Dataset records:
######
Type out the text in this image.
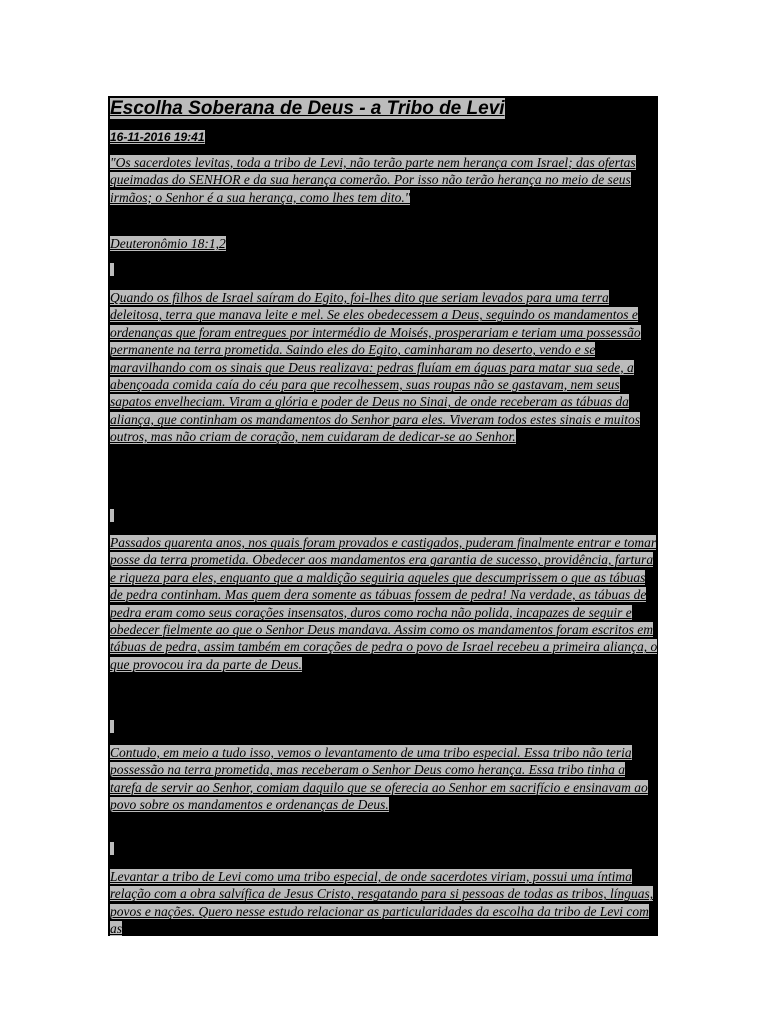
Escolha Soberana de Deus - a Tribo de Levi
16-11-2016 19:41

"Os sacerdotes levitas, toda a tribo de Levi, não terão parte nem herança com Israel; das ofertas queimadas do SENHOR e da sua herança comerão. Por isso não terão herança no meio de seus irmãos; o Senhor é a sua herança, como lhes tem dito."

Deuteronômio 18:1,2

Quando os filhos de Israel saíram do Egito, foi-lhes dito que seriam levados para uma terra deleitosa, terra que manava leite e mel. Se eles obedecessem a Deus, seguindo os mandamentos e ordenanças que foram entregues por intermédio de Moisés, prosperariam e teriam uma possessão permanente na terra prometida. Saindo eles do Egito, caminharam no deserto, vendo e se maravilhando com os sinais que Deus realizava: pedras fluíam em águas para matar sua sede, a abençoada comida caía do céu para que recolhessem, suas roupas não se gastavam, nem seus sapatos envelheciam. Viram a glória e poder de Deus no Sinai, de onde receberam as tábuas da aliança, que continham os mandamentos do Senhor para eles. Viveram todos estes sinais e muitos outros, mas não criam de coração, nem cuidaram de dedicar-se ao Senhor.

Passados quarenta anos, nos quais foram provados e castigados, puderam finalmente entrar e tomar posse da terra prometida. Obedecer aos mandamentos era garantia de sucesso, providência, fartura e riqueza para eles, enquanto que a maldição seguiria aqueles que descumprissem o que as tábuas de pedra continham. Mas quem dera somente as tábuas fossem de pedra! Na verdade, as tábuas de pedra eram como seus corações insensatos, duros como rocha não polida, incapazes de seguir e obedecer fielmente ao que o Senhor Deus mandava. Assim como os mandamentos foram escritos em tábuas de pedra, assim também em corações de pedra o povo de Israel recebeu a primeira aliança, o que provocou ira da parte de Deus.

Contudo, em meio a tudo isso, vemos o levantamento de uma tribo especial. Essa tribo não teria possessão na terra prometida, mas receberam o Senhor Deus como herança. Essa tribo tinha a tarefa de servir ao Senhor, comiam daquilo que se oferecia ao Senhor em sacrifício e ensinavam ao povo sobre os mandamentos e ordenanças de Deus.

Levantar a tribo de Levi como uma tribo especial, de onde sacerdotes viriam, possui uma íntima relação com a obra salvífica de Jesus Cristo, resgatando para si pessoas de todas as tribos, línguas, povos e nações. Quero nesse estudo relacionar as particularidades da escolha da tribo de Levi com as
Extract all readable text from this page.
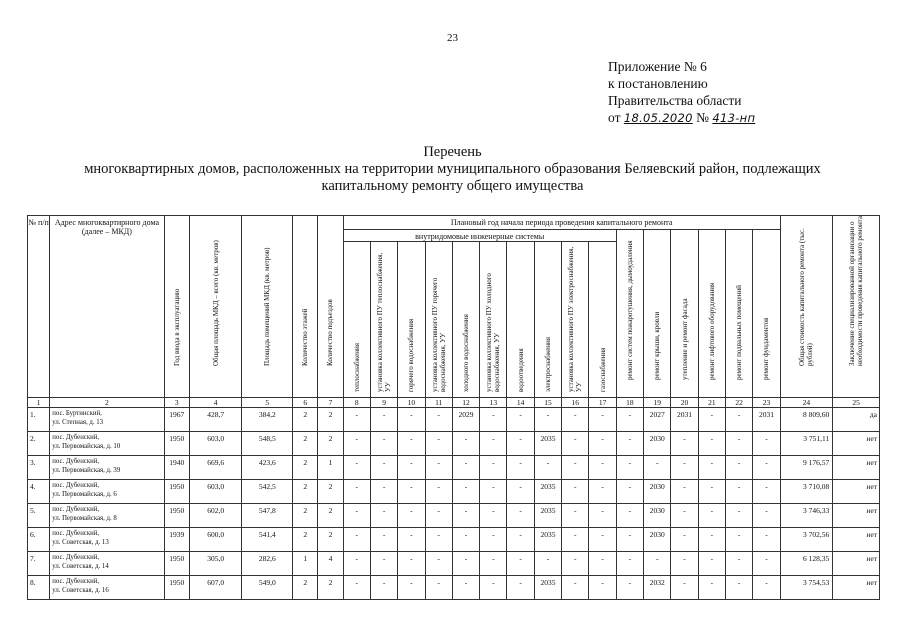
23
Приложение № 6
к постановлению
Правительства области
от 18.05.2020 № 413-нп
Перечень
многоквартирных домов, расположенных на территории муниципального образования Беляевский район, подлежащих
капитальному ремонту общего имущества
№ п/п	Адрес многоквартирного дома (далее – МКД)	Год ввода в эксплуатацию	Общая площадь МКД – всего (кв. метров)	Площадь помещений МКД (кв. метров)	Количество этажей	Количество подъездов	Плановый год начала периода проведения капитального ремонта																Общая стоимость капитального ремонта (тыс. рублей)	Заключение специализированной организации о необходимости проведения капитального ремонта

							внутридомовые инженерные системы										ремонт систем пожаротушения, дымоудаления	ремонт крыши, кровли	утепление и ремонт фасада	ремонт лифтового оборудования	ремонт подвальных помещений	ремонт фундаментов		

							теплоснабжения	установка коллективного ПУ теплоснабжения, УУ	горячего водоснабжения	установка коллективного ПУ горячего водоснабжения, УУ	холодного водоснабжения	установка коллективного ПУ холодного водоснабжения, УУ	водоотведения	электроснабжения	установка коллективного ПУ электроснабжения, УУ	газоснабжения								

1	2	3	4	5	6	7	8	9	10	11	12	13	14	15	16	17	18	19	20	21	22	23	24	25
1.	пос. Буртинский,
ул. Степная, д. 13	1967	428,7	384,2	2	2	-	-	-	-	2029	-	-	-	-	-	-	2027	2031	-	-	2031	8 809,60	да
2.	пос. Дубенский,
ул. Первомайская, д. 10	1950	603,0	548,5	2	2	-	-	-	-	-	-	-	2035	-	-	-	2030	-	-	-	-	3 751,11	нет
3.	пос. Дубенский,
ул. Первомайская, д. 39	1940	669,6	423,6	2	1	-	-	-	-	-	-	-	-	-	-	-	-	-	-	-	-	9 176,57	нет
4.	пос. Дубенский,
ул. Первомайская, д. 6	1950	603,0	542,5	2	2	-	-	-	-	-	-	-	2035	-	-	-	2030	-	-	-	-	3 710,08	нет
5.	пос. Дубенский,
ул. Первомайская, д. 8	1950	602,0	547,8	2	2	-	-	-	-	-	-	-	2035	-	-	-	2030	-	-	-	-	3 746,33	нет
6.	пос. Дубенский,
ул. Советская, д. 13	1939	600,0	541,4	2	2	-	-	-	-	-	-	-	2035	-	-	-	2030	-	-	-	-	3 702,56	нет
7.	пос. Дубенский,
ул. Советская, д. 14	1950	305,0	282,6	1	4	-	-	-	-	-	-	-	-	-	-	-	-	-	-	-	-	6 128,35	нет
8.	пос. Дубенский,
ул. Советская, д. 16	1950	607,0	549,0	2	2	-	-	-	-	-	-	-	2035	-	-	-	2032	-	-	-	-	3 754,53	нет
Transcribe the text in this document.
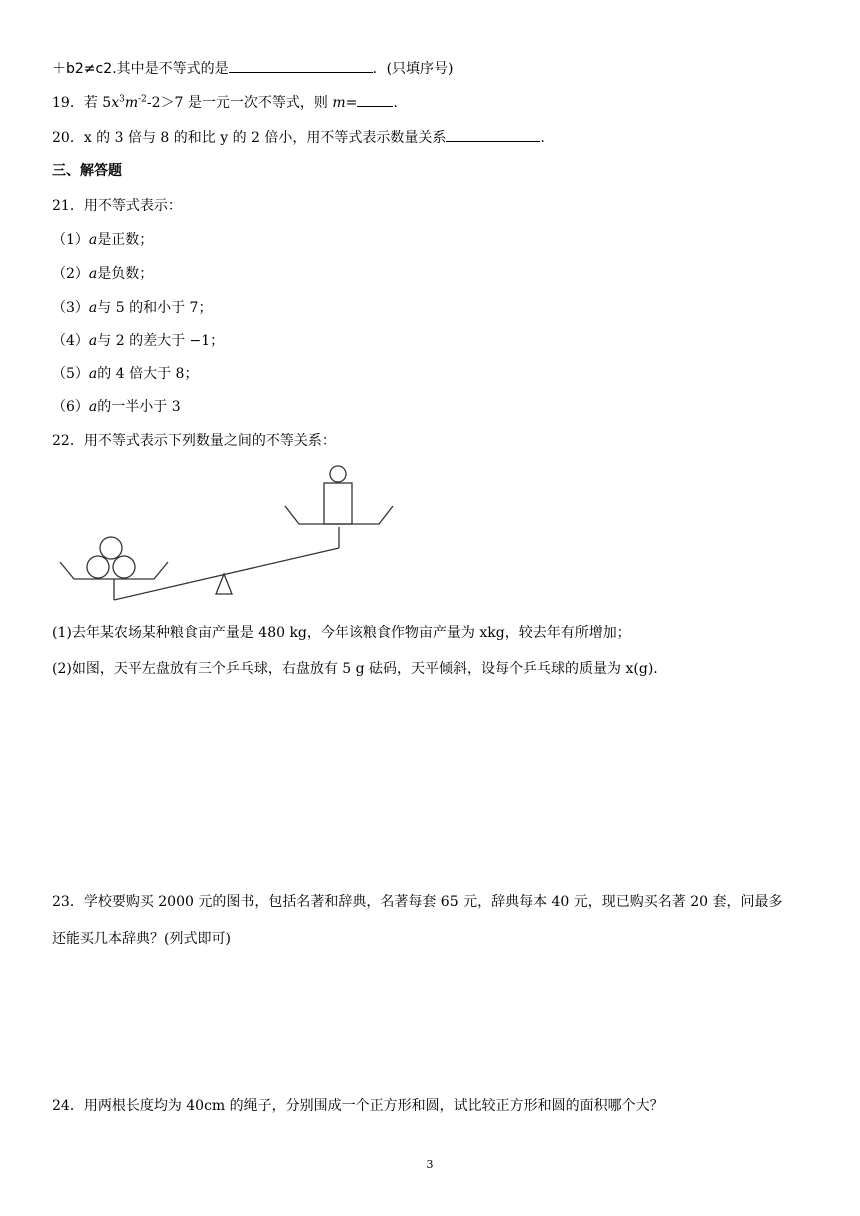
＋b2≠c2.其中是不等式的是	．(只填序号)
19．若 $5x^3m^{-2}-2>7$ 是一元一次不等式，则 m=	.
20．x 的 3 倍与 8 的和比 y 的 2 倍小，用不等式表示数量关系	.
三、解答题
21．用不等式表示：
（1）a是正数；
（2）a是负数；
（3）a与 5 的和小于 7；
（4）a与 2 的差大于 −1；
（5）a的 4 倍大于 8；
（6）a的一半小于 3
22．用不等式表示下列数量之间的不等关系：
(1)去年某农场某种粮食亩产量是 480 kg，今年该粮食作物亩产量为 xkg，较去年有所增加；
(2)如图，天平左盘放有三个乒乓球，右盘放有 5 g 砝码，天平倾斜，设每个乒乓球的质量为 x(g).
23．学校要购买 2000 元的图书，包括名著和辞典，名著每套 65 元，辞典每本 40 元，现已购买名著 20 套，问最多
还能买几本辞典？(列式即可)
24．用两根长度均为 40cm 的绳子，分别围成一个正方形和圆，试比较正方形和圆的面积哪个大？
3
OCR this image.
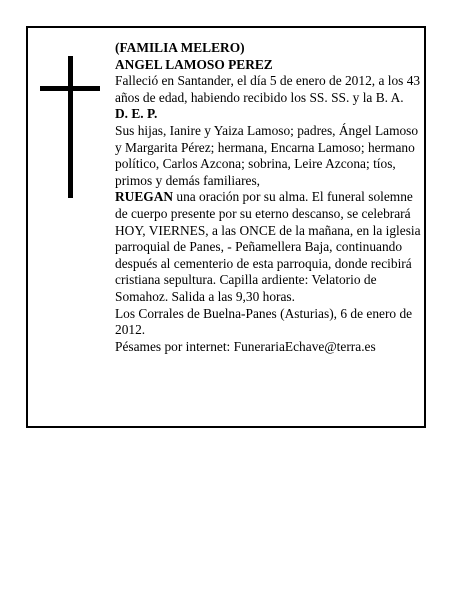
(FAMILIA MELERO)

ANGEL LAMOSO PEREZ

Falleció en Santander, el día 5 de enero de 2012, a los 43 años de edad, habiendo recibido los SS. SS. y la B. A.

D. E. P.

Sus hijas, Ianire y Yaiza Lamoso; padres, Ángel Lamoso y Margarita Pérez; hermana, Encarna Lamoso; hermano político, Carlos Azcona; sobrina, Leire Azcona; tíos, primos y demás familiares,

RUEGAN una oración por su alma. El funeral solemne de cuerpo presente por su eterno descanso, se celebrará HOY, VIERNES, a las ONCE de la mañana, en la iglesia parroquial de Panes, - Peñamellera Baja, continuando después al cementerio de esta parroquia, donde recibirá cristiana sepultura. Capilla ardiente: Velatorio de Somahoz. Salida a las 9,30 horas.

Los Corrales de Buelna-Panes (Asturias), 6 de enero de 2012.

Pésames por internet: FunerariaEchave@terra.es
######
> Written request:
Extract, word for word, every line from the one holding "Transcribe the text in this document." through the closing line of the data above. Do not include any pictures.

> Problem solution:
Transcribe the text in this document.
＋b2≠c2.其中是不等式的是	．(只填序号)
19．若 $5x^3m^{-2}-2>7$ 是一元一次不等式，则 m=	.
20．x 的 3 倍与 8 的和比 y 的 2 倍小，用不等式表示数量关系	.
三、解答题
21．用不等式表示：
（1）a是正数；
（2）a是负数；
（3）a与 5 的和小于 7；
（4）a与 2 的差大于 −1；
（5）a的 4 倍大于 8；
（6）a的一半小于 3
22．用不等式表示下列数量之间的不等关系：
(1)去年某农场某种粮食亩产量是 480 kg，今年该粮食作物亩产量为 xkg，较去年有所增加；
(2)如图，天平左盘放有三个乒乓球，右盘放有 5 g 砝码，天平倾斜，设每个乒乓球的质量为 x(g).
23．学校要购买 2000 元的图书，包括名著和辞典，名著每套 65 元，辞典每本 40 元，现已购买名著 20 套，问最多
还能买几本辞典？(列式即可)
24．用两根长度均为 40cm 的绳子，分别围成一个正方形和圆，试比较正方形和圆的面积哪个大？
3
OCR this image.
(FAMILIA MELERO)

ANGEL LAMOSO PEREZ

Falleció en Santander, el día 5 de enero de 2012, a los 43 años de edad, habiendo recibido los SS. SS. y la B. A.

D. E. P.

Sus hijas, Ianire y Yaiza Lamoso; padres, Ángel Lamoso y Margarita Pérez; hermana, Encarna Lamoso; hermano político, Carlos Azcona; sobrina, Leire Azcona; tíos, primos y demás familiares,

RUEGAN una oración por su alma. El funeral solemne de cuerpo presente por su eterno descanso, se celebrará HOY, VIERNES, a las ONCE de la mañana, en la iglesia parroquial de Panes, - Peñamellera Baja, continuando después al cementerio de esta parroquia, donde recibirá cristiana sepultura. Capilla ardiente: Velatorio de Somahoz. Salida a las 9,30 horas.

Los Corrales de Buelna-Panes (Asturias), 6 de enero de 2012.

Pésames por internet: FunerariaEchave@terra.es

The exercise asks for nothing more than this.